**EXCERPTED PASSAGE**

According to Wesdome COO Philip Ng, the company uses less power to produce an ounce of gold than almost anyone else in the province but is not rewarded for its efficiency. “We actually get penalized. If we used seven per cent more electricity, we could drop our unit costs, because we’d get a 16 to 17 per cent reduction in our unit cost for electricity through NIER.

“They should create a level playing field, whether you’re a 50,000-ounce producer or a 500,000-ounce producer.”

And more than that, Ng says the paperwork to prove that a company qualifies for any incentive program is burdensome. Mullally agrees: “It takes major producers considerable effort to understand and to apply to the Independent Electricity System Operator to take advantage, and then to implement these programs, and then manage and report as required, and the teams you need,” he says. “I would guess that this would be very challenging for a smaller operation with less manpower. They’re also not easily accounted for when considering long-term investment in the province. ”

What infrastructure investment?

Another ongoing issue is getting power to mine sites. Other provinces have recently invested in upgrading and extending their electricity infrastructures. British Columbia last summer finished the $746-million Northwest Transmission Line project that will power Imperial Metals’ new Red Chris copper and gold mine. The new line extends low-cost, hydroelectricity 344 kilometres further north in the province than the previously existing network, opening up the economic development of a mineral-rich area and linking nearby communities to the grid.

Ontario does have similar projects in the works, according to Beaudry. “We have made it a priority to ensure there continues to be a stable, reliable and cost-effective supply of electricity,” she says. “Northwestern Ontario is going to get the power it needs, including the power required for economic expansion.” She cites several upcoming projects in northwestern Ontario, including the Thunder Bay Generating Station conversion, the East-West Tie Transmission Line, and the proposed Northwest Bulk Transmission Line.

**GIVEN RECORDS**
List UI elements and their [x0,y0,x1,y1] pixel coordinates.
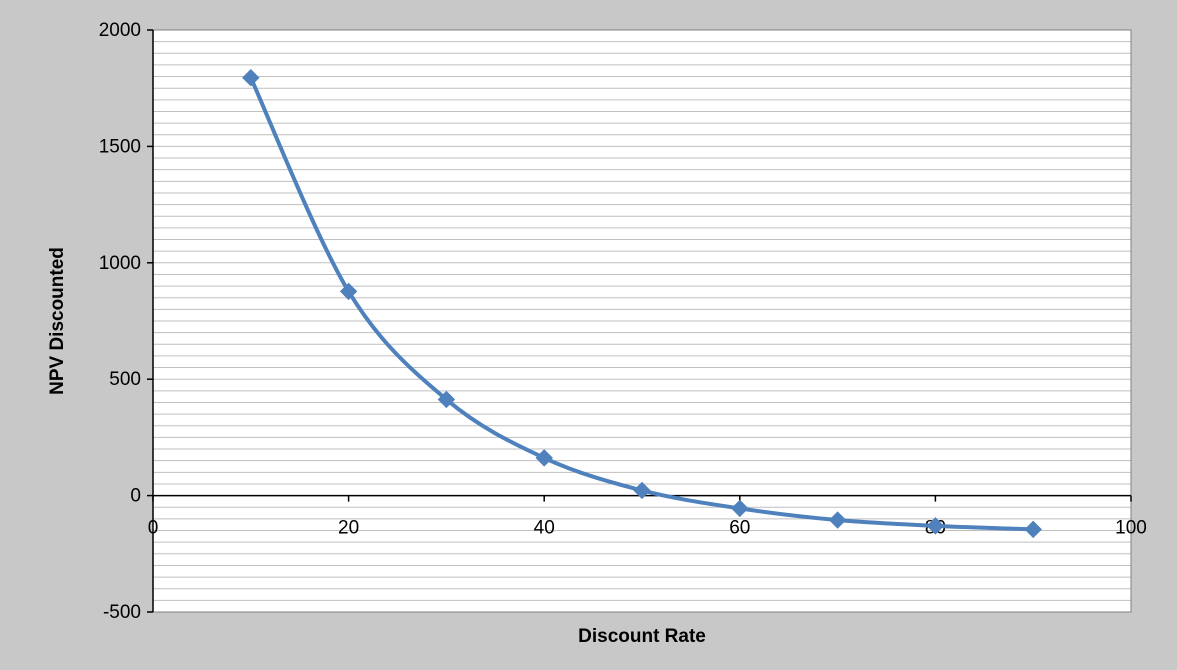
y-tick-label: 1500 [99,136,141,157]
y-axis-title: NPV Discounted [47,247,68,395]
x-tick-label: 100 [1115,518,1147,539]
y-tick-label: -500 [103,602,141,623]
data-point-marker [828,511,847,529]
y-tick-label: 1000 [99,253,141,274]
data-point-marker [339,282,358,301]
x-axis-title: Discount Rate [578,626,706,647]
gridlines [153,29,1131,613]
y-tick-label: 0 [130,486,141,507]
data-point-marker [242,69,260,87]
data-point-marker [1024,520,1042,539]
data-point-marker [926,517,945,535]
x-tick-label: 60 [729,518,750,539]
x-tick-label: 20 [338,518,359,539]
x-tick-label: 40 [534,518,555,539]
y-tick-label: 2000 [99,20,141,41]
data-point-marker [731,499,749,518]
tick-labels: -5000500100015002000020406080100 [99,20,1147,623]
series-layer [242,69,1042,539]
data-point-marker [535,449,553,467]
y-tick-label: 500 [109,369,141,390]
data-point-marker [437,390,456,409]
data-point-marker [633,481,651,500]
x-tick-label: 0 [148,518,159,539]
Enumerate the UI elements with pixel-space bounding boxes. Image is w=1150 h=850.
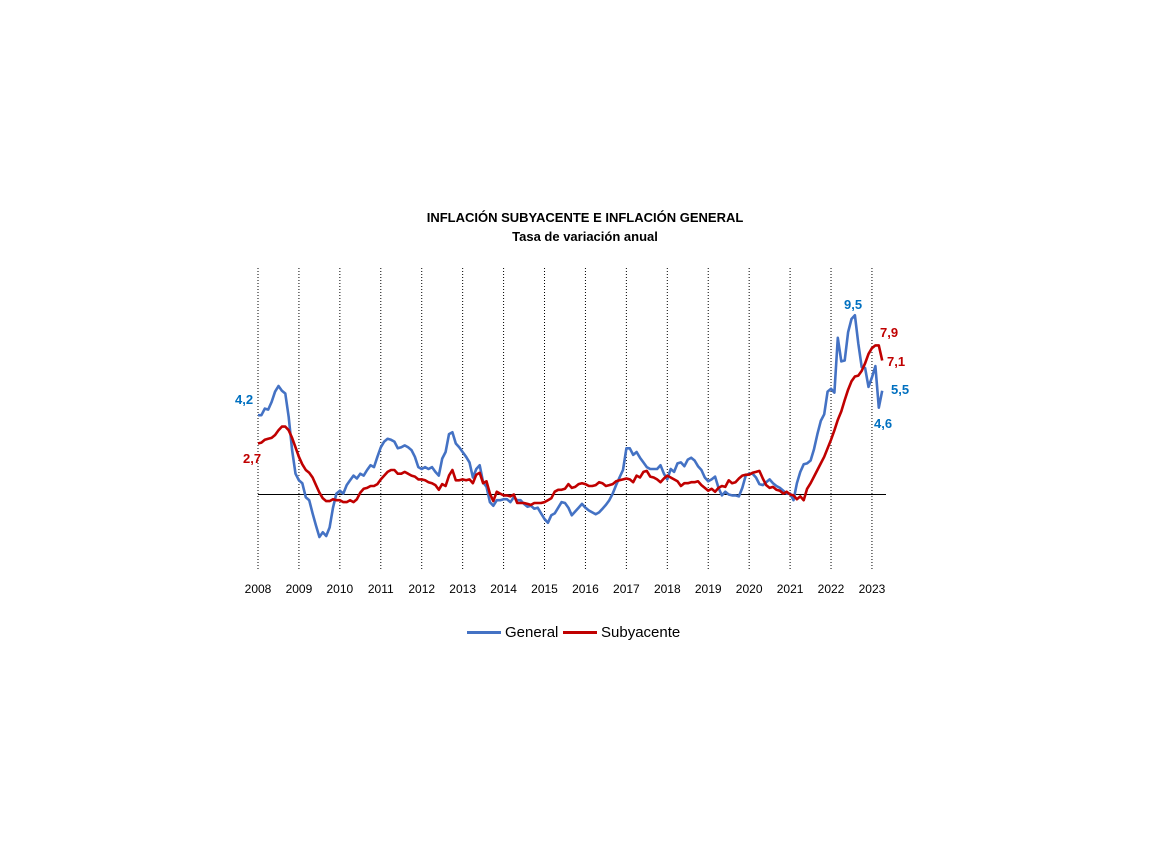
x-tick-label: 2009 bbox=[286, 582, 313, 596]
annotation-general-min: 4,6 bbox=[874, 416, 893, 431]
x-tick-label: 2019 bbox=[695, 582, 722, 596]
x-tick-label: 2015 bbox=[531, 582, 558, 596]
annotation-subyacente-start: 2,7 bbox=[243, 451, 262, 466]
series-line-general bbox=[258, 313, 884, 539]
series-line-subyacente bbox=[257, 344, 884, 507]
x-tick-label: 2010 bbox=[327, 582, 354, 596]
annotation-subyacente-peak: 7,9 bbox=[880, 325, 899, 340]
legend-swatch-subyacente bbox=[563, 631, 597, 634]
x-tick-label: 2018 bbox=[654, 582, 681, 596]
annotation-subyacente-last: 7,1 bbox=[887, 354, 906, 369]
x-tick-label: 2013 bbox=[449, 582, 476, 596]
annotation-general-last: 5,5 bbox=[891, 382, 910, 397]
x-tick-label: 2011 bbox=[368, 582, 394, 596]
legend-swatch-general bbox=[467, 631, 501, 634]
x-tick-label: 2023 bbox=[859, 582, 886, 596]
legend-item-subyacente: Subyacente bbox=[563, 624, 680, 641]
x-tick-label: 2022 bbox=[818, 582, 845, 596]
chart-subtitle: Tasa de variación anual bbox=[512, 229, 658, 244]
annotation-general-peak: 9,5 bbox=[844, 297, 863, 312]
x-tick-label: 2012 bbox=[408, 582, 435, 596]
annotation-general-start: 4,2 bbox=[235, 392, 254, 407]
legend-item-general: General bbox=[467, 624, 558, 641]
x-tick-label: 2017 bbox=[613, 582, 640, 596]
x-tick-label: 2020 bbox=[736, 582, 763, 596]
chart-title: INFLACIÓN SUBYACENTE E INFLACIÓN GENERAL bbox=[426, 210, 744, 225]
x-tick-label: 2014 bbox=[490, 582, 517, 596]
legend-label-subyacente: Subyacente bbox=[601, 624, 681, 641]
x-tick-label: 2008 bbox=[245, 582, 272, 596]
x-tick-label: 2016 bbox=[572, 582, 599, 596]
legend-label-general: General bbox=[505, 624, 559, 641]
x-tick-label: 2021 bbox=[777, 582, 804, 596]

**WHAT THIS TASK INVOLVES**
Answer these questions from the excerpt on mining and electricity in Ontario:
(a) What reduction in its unit cost for electricity does Ng say Wesdome would get through NIER if it used seven percent more electricity?
(b) How much farther north than the previous network does the Northwest Transmission Line extend hydroelectricity?
(c) Which upcoming projects in northwestern Ontario does Beaudry cite?

**REPLY**
(a) A 16 to 17 percent reduction.
(b) 344 kilometers.
(c) The Thunder Bay Generating Station conversion, the East-West Tie Transmission Line, and the proposed Northwest Bulk Transmission Line.